Problem requirements:
Reproduce only the lines that begin at the line with "Read out every word on this page." and run to the end of the entries; omit every picture.

========================

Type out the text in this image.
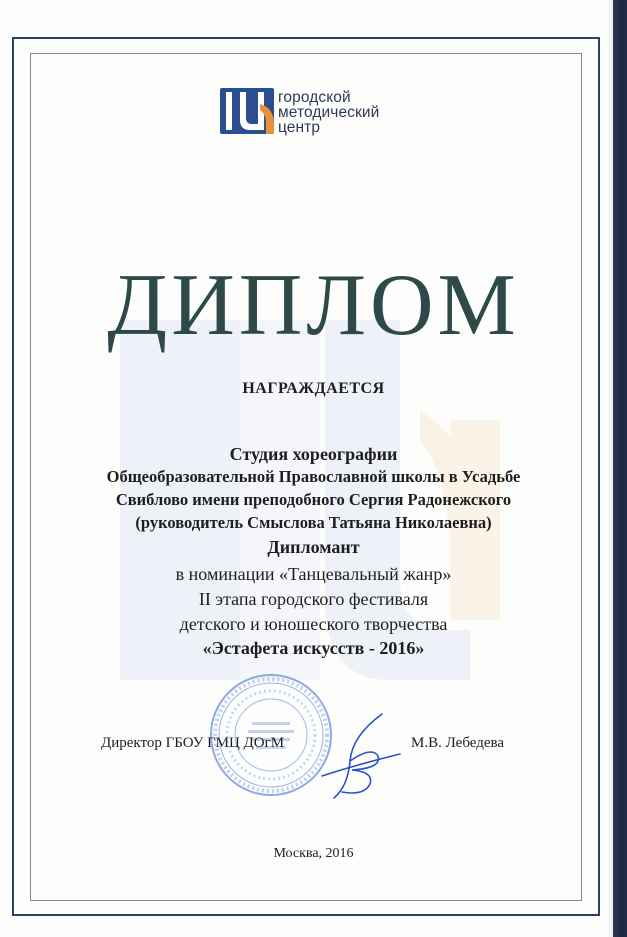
Ц
городской
методический
центр
ДИПЛОМ
НАГРАЖДАЕТСЯ
Студия хореографии
Общеобразовательной Православной школы в Усадьбе
Свиблово имени преподобного Сергия Радонежского
(руководитель Смыслова Татьяна Николаевна)
Дипломант
в номинации «Танцевальный жанр»
II этапа городского фестиваля
детского и юношеского творчества
«Эстафета искусств - 2016»
Директор ГБОУ ГМЦ ДОгМ	М.В. Лебедева
Москва, 2016
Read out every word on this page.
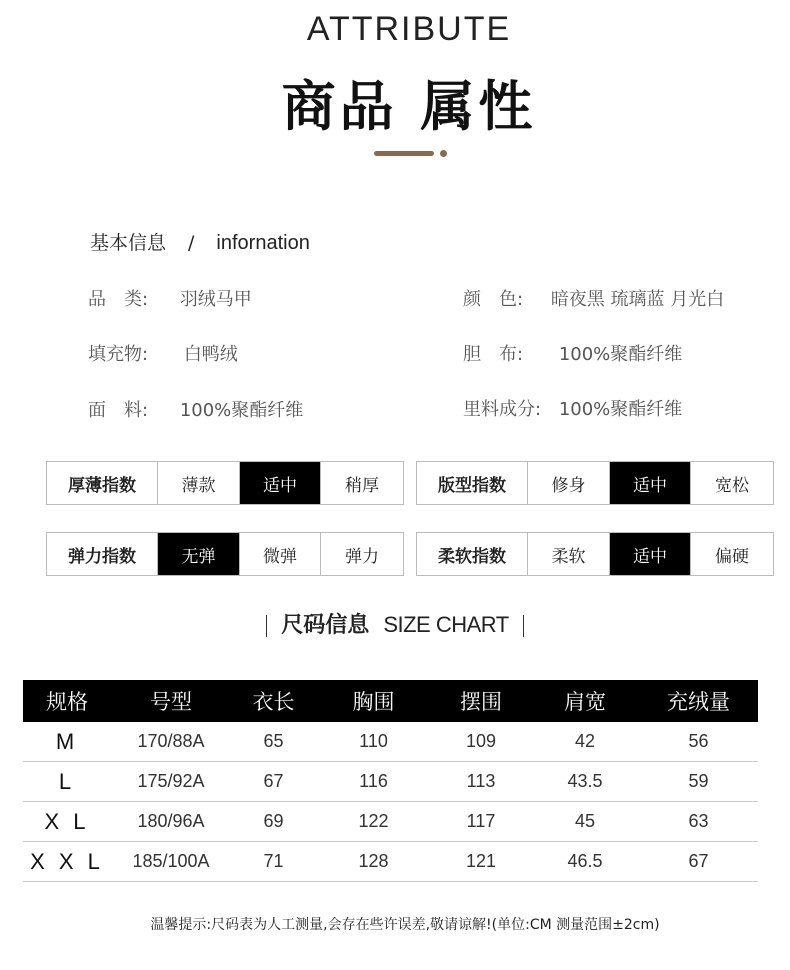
ATTRIBUTE
商品 属性
基本信息 / infornation
品　类: 羽绒马甲	颜　色: 暗夜黑 琉璃蓝 月光白
填充物: 白鸭绒	胆　布: 100%聚酯纤维
面　料: 100%聚酯纤维	里料成分: 100%聚酯纤维
厚薄指数	薄款	适中	稍厚	版型指数	修身	适中	宽松
弹力指数	无弹	微弹	弹力	柔软指数	柔软	适中	偏硬
尺码信息 SIZE CHART
规格	号型	衣长	胸围	摆围	肩宽	充绒量
M	170/88A	65	110	109	42	56
L	175/92A	67	116	113	43.5	59
X L	180/96A	69	122	117	45	63
X X L	185/100A	71	128	121	46.5	67
温馨提示:尺码表为人工测量,会存在些许误差,敬请谅解!(单位:CM 测量范围±2cm)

========================

Task solution:
Read out every word on this page.
ATTRIBUTE
商品 属性
基本信息 / infornation
品　类: 羽绒马甲	颜　色: 暗夜黑 琉璃蓝 月光白
填充物: 白鸭绒	胆　布: 100%聚酯纤维
面　料: 100%聚酯纤维	里料成分: 100%聚酯纤维
厚薄指数	薄款	适中	稍厚	版型指数	修身	适中	宽松
弹力指数	无弹	微弹	弹力	柔软指数	柔软	适中	偏硬
尺码信息 SIZE CHART
规格	号型	衣长	胸围	摆围	肩宽	充绒量
M	170/88A	65	110	109	42	56
L	175/92A	67	116	113	43.5	59
X L	180/96A	69	122	117	45	63
X X L	185/100A	71	128	121	46.5	67
温馨提示:尺码表为人工测量,会存在些许误差,敬请谅解!(单位:CM 测量范围±2cm)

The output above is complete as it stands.